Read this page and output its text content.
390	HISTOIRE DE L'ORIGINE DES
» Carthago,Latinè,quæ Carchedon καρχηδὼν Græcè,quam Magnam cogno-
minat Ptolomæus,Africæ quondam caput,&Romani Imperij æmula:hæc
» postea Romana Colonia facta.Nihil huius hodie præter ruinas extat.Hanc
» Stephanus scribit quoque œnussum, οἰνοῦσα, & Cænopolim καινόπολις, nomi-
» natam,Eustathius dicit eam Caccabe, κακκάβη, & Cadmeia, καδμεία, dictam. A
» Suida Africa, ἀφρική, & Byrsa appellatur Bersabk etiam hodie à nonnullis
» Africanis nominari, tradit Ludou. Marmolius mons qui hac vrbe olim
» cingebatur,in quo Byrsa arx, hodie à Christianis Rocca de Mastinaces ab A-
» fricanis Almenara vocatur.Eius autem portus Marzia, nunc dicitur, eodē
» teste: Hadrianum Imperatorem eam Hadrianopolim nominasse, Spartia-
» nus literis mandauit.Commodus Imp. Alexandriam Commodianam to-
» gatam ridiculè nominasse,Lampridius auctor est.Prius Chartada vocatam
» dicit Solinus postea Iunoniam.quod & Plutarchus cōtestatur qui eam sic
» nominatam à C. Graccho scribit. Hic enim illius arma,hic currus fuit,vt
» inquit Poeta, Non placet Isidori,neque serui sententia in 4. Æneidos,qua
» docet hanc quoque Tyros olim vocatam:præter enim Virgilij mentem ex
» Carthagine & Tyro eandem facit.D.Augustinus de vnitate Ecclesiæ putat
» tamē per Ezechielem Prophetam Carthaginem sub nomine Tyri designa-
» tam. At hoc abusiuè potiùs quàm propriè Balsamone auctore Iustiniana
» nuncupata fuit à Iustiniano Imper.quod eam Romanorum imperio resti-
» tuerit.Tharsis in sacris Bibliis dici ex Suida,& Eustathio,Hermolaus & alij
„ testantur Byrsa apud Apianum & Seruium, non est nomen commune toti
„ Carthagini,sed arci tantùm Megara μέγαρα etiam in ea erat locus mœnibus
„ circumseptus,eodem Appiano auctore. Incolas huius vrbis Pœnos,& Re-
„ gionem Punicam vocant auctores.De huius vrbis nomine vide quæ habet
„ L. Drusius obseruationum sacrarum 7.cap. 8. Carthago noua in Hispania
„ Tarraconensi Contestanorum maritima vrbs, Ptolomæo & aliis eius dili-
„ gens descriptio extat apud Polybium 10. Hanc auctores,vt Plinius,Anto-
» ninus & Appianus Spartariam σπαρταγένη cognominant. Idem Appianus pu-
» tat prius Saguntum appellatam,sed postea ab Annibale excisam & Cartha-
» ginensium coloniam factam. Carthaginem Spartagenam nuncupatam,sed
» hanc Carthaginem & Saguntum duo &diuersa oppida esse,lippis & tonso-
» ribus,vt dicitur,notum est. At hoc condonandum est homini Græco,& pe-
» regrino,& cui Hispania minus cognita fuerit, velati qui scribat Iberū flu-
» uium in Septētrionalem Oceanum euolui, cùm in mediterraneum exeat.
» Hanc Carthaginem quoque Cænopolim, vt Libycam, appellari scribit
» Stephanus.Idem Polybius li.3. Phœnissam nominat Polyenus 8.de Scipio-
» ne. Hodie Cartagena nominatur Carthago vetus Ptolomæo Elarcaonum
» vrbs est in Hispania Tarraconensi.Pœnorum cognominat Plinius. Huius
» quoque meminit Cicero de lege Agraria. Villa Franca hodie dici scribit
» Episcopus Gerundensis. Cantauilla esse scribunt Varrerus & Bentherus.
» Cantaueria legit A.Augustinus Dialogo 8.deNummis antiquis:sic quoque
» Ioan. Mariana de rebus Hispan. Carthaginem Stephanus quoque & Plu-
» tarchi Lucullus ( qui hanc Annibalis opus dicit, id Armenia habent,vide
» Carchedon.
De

## Work instructions
Search the listing above for the string "Stephanus". Copy every line that contains it.

## Exercise result
» Stephanus scribit quoque œnussum, οἰνοῦσα, & Cænopolim καινόπολις, nomi-
» Stephanus.Idem Polybius li.3. Phœnissam nominat Polyenus 8.de Scipio-
» Ioan. Mariana de rebus Hispan. Carthaginem Stephanus quoque & Plu-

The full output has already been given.